[start MATERIAL PROVIDED]

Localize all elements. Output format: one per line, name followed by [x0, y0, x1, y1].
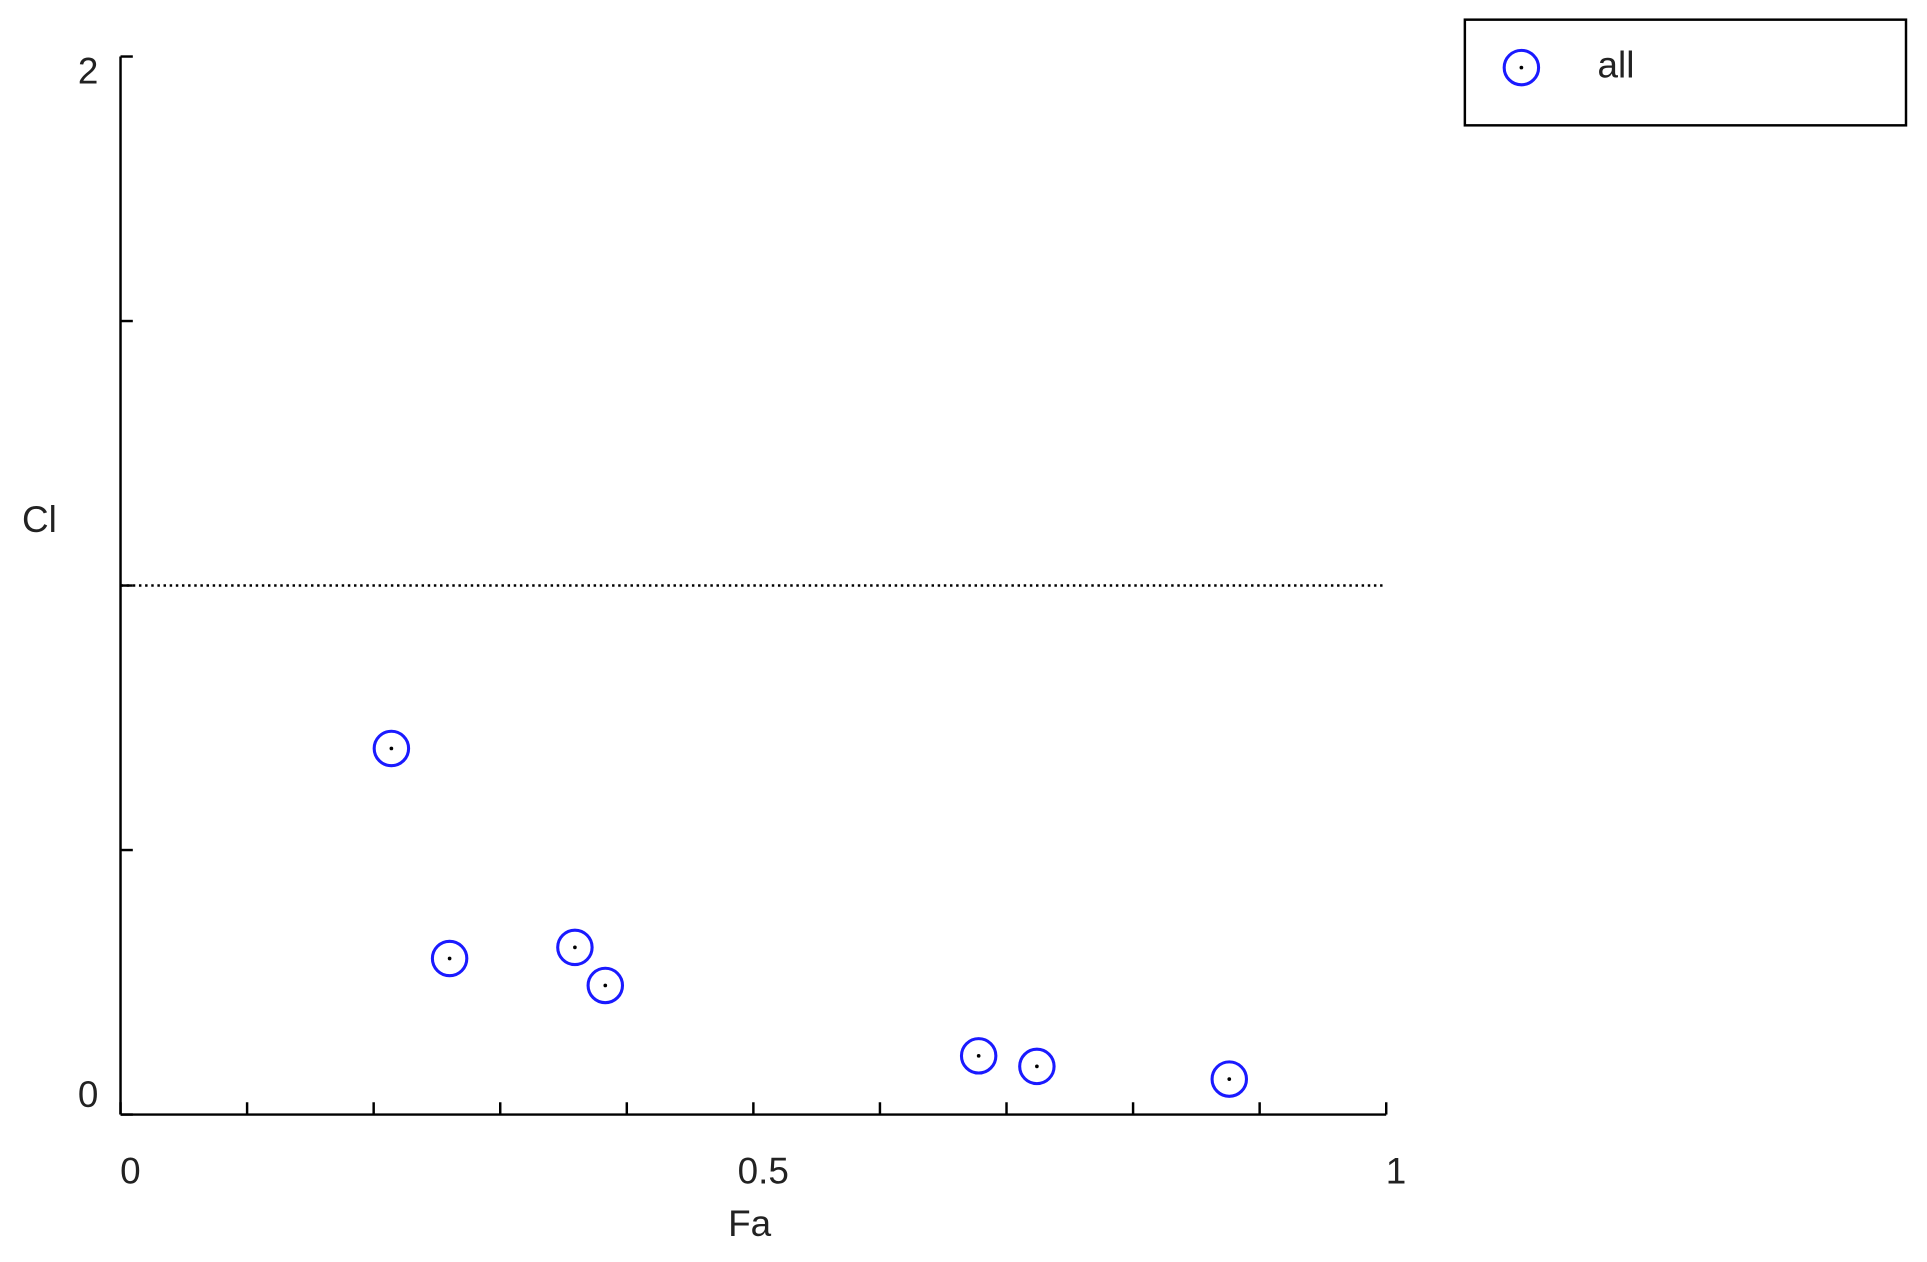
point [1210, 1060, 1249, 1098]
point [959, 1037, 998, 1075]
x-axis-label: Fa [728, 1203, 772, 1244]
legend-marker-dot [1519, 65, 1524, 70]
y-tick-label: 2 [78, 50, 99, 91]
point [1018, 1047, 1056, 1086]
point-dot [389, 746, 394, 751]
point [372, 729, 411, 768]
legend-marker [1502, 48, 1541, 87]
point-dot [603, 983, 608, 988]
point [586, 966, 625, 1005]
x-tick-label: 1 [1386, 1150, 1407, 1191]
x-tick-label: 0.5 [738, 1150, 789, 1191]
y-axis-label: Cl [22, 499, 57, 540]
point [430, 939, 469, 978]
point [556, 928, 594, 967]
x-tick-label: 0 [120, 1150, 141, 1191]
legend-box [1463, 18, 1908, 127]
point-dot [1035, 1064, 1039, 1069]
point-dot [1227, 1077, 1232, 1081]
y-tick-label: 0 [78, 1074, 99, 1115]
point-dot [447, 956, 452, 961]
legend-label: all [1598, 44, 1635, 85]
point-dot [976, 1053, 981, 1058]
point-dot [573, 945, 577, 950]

[end MATERIAL PROVIDED]
[start MATERIAL PROVIDED]

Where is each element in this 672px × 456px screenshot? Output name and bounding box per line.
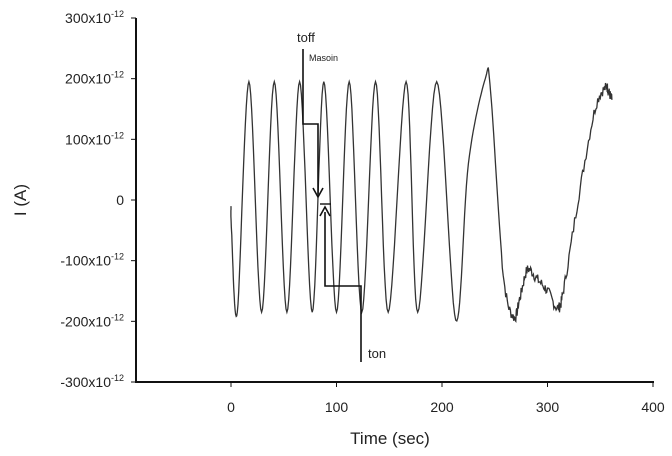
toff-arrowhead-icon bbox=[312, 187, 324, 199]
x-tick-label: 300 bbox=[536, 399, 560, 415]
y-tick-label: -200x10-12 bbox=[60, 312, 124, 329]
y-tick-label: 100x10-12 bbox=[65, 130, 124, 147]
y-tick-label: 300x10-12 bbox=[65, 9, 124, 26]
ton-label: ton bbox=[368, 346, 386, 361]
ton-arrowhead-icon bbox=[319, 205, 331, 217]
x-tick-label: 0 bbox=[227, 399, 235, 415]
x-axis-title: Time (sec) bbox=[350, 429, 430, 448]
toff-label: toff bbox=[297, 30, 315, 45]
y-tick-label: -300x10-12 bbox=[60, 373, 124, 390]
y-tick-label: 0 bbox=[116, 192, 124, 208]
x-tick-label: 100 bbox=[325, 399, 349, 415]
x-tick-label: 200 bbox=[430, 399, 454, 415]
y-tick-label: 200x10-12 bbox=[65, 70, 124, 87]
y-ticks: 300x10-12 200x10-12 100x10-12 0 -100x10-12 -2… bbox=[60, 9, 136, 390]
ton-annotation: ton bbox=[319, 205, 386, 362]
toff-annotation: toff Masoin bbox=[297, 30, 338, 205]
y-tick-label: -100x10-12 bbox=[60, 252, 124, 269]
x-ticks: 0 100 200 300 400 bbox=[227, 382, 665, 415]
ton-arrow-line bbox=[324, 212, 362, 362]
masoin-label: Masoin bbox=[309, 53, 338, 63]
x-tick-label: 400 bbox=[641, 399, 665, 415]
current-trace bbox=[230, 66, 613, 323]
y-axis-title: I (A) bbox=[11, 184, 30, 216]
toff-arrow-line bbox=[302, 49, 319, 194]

[end MATERIAL PROVIDED]
[start MATERIAL PROVIDED]

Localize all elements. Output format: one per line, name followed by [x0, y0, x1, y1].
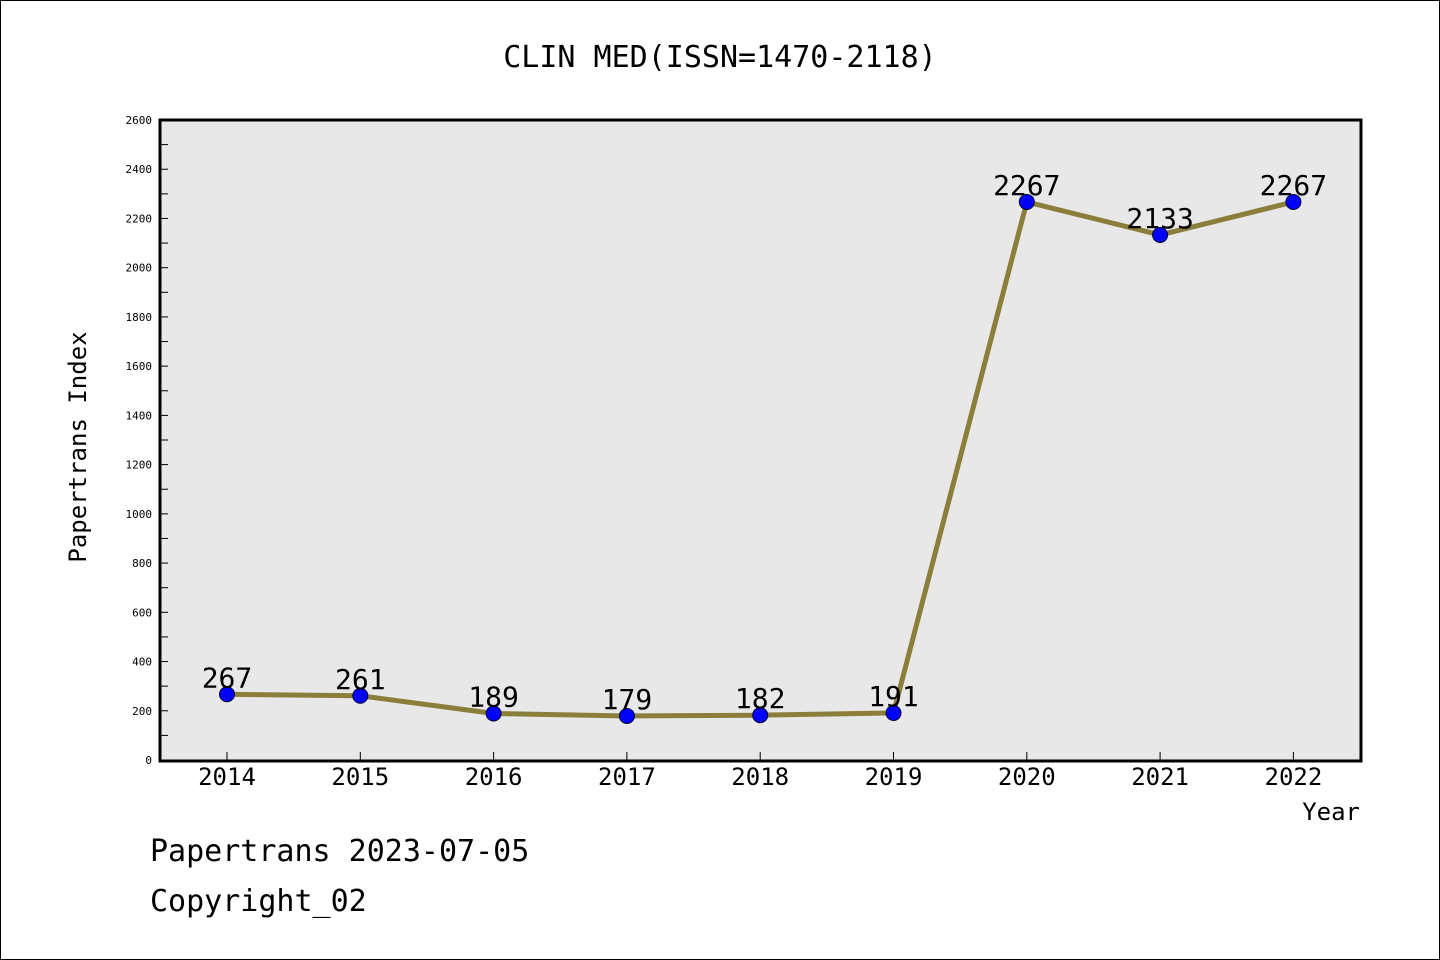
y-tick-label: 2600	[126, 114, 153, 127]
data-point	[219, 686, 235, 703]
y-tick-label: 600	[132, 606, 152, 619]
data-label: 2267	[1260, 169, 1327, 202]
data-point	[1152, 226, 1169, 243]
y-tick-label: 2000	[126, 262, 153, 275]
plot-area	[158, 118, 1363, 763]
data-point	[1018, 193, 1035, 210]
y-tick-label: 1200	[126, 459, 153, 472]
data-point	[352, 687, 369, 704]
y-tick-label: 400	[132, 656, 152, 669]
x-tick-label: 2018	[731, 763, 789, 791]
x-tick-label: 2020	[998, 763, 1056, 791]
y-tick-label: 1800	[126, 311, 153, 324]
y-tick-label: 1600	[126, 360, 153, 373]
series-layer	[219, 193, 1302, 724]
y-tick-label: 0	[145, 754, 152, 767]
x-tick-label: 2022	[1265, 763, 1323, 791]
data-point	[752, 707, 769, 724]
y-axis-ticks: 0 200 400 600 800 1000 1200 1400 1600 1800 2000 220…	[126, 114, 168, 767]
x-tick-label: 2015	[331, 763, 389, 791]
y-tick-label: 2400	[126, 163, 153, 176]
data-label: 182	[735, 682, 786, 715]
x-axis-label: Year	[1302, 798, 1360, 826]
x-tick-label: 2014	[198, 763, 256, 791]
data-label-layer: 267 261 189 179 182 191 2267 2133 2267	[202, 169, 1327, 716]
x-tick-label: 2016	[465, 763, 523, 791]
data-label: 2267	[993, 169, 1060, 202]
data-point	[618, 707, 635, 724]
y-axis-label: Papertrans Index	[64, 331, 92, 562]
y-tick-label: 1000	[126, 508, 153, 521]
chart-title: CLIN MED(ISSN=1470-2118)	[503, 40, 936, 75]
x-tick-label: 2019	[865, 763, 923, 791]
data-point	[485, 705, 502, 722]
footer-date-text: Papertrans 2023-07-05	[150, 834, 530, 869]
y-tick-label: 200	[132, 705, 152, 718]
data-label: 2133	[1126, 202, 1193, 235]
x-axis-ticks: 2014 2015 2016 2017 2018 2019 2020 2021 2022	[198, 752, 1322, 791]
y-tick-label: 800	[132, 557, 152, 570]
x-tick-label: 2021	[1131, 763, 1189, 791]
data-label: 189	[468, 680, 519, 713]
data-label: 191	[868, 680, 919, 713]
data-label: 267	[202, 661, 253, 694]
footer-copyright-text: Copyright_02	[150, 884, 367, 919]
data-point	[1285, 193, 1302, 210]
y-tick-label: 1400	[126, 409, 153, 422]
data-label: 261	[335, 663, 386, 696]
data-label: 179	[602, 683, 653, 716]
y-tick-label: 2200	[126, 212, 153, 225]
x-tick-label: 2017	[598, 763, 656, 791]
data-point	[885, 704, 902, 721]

[end MATERIAL PROVIDED]

STATED GOAL: Rewrite the items that begin at the line containing "toff-arrowhead-icon bbox=[312, 187, 324, 199]" and stop after the line containing "x-tick-label: 0 bbox=[227, 399, 235, 415]", replacing "arrowhead-icon" with "arrow-tip-icon" and changing nothing else.

REPLY:
toff-arrow-tip-icon bbox=[312, 187, 324, 199]
x-tick-label: 300 bbox=[536, 399, 560, 415]
y-tick-label: -200x10-12 bbox=[60, 312, 124, 329]
y-tick-label: 100x10-12 bbox=[65, 130, 124, 147]
y-tick-label: 300x10-12 bbox=[65, 9, 124, 26]
ton-label: ton bbox=[368, 346, 386, 361]
ton-arrow-tip-icon bbox=[319, 205, 331, 217]
x-tick-label: 0 bbox=[227, 399, 235, 415]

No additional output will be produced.